[Rows from a dataset]
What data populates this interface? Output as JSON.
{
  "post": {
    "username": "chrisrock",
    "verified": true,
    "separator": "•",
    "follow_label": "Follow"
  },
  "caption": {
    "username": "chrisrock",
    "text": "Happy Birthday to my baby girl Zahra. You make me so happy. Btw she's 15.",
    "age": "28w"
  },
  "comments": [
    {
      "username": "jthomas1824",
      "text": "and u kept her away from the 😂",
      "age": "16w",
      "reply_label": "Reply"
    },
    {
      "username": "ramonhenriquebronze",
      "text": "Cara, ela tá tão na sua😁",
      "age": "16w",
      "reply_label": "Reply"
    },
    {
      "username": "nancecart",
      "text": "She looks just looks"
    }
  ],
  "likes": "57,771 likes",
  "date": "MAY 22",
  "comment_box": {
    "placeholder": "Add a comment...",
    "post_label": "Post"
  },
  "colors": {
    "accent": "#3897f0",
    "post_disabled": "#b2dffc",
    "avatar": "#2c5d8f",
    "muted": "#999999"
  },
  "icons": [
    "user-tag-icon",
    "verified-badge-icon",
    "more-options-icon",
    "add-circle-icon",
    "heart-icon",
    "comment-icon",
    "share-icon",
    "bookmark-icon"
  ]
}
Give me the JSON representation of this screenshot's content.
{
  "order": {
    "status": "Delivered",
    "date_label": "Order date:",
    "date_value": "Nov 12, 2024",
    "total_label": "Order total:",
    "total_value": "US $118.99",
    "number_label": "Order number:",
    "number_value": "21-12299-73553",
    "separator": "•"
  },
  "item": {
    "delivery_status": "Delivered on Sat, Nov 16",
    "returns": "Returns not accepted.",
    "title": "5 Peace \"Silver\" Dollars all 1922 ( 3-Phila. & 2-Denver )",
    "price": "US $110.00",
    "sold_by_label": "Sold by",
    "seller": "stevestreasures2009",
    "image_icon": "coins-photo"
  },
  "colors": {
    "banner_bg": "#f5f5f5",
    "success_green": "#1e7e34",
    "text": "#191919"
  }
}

**Given instruction**
Only the lines from the one containing "Give me the" to the end of the listing belong in the output, each reproduced exactly.

**Solution to this task**
Give me the JSON representation of this screenshot's content.
{
  "order": {
    "status": "Delivered",
    "date_label": "Order date:",
    "date_value": "Nov 12, 2024",
    "total_label": "Order total:",
    "total_value": "US $118.99",
    "number_label": "Order number:",
    "number_value": "21-12299-73553",
    "separator": "•"
  },
  "item": {
    "delivery_status": "Delivered on Sat, Nov 16",
    "returns": "Returns not accepted.",
    "title": "5 Peace \"Silver\" Dollars all 1922 ( 3-Phila. & 2-Denver )",
    "price": "US $110.00",
    "sold_by_label": "Sold by",
    "seller": "stevestreasures2009",
    "image_icon": "coins-photo"
  },
  "colors": {
    "banner_bg": "#f5f5f5",
    "success_green": "#1e7e34",
    "text": "#191919"
  }
}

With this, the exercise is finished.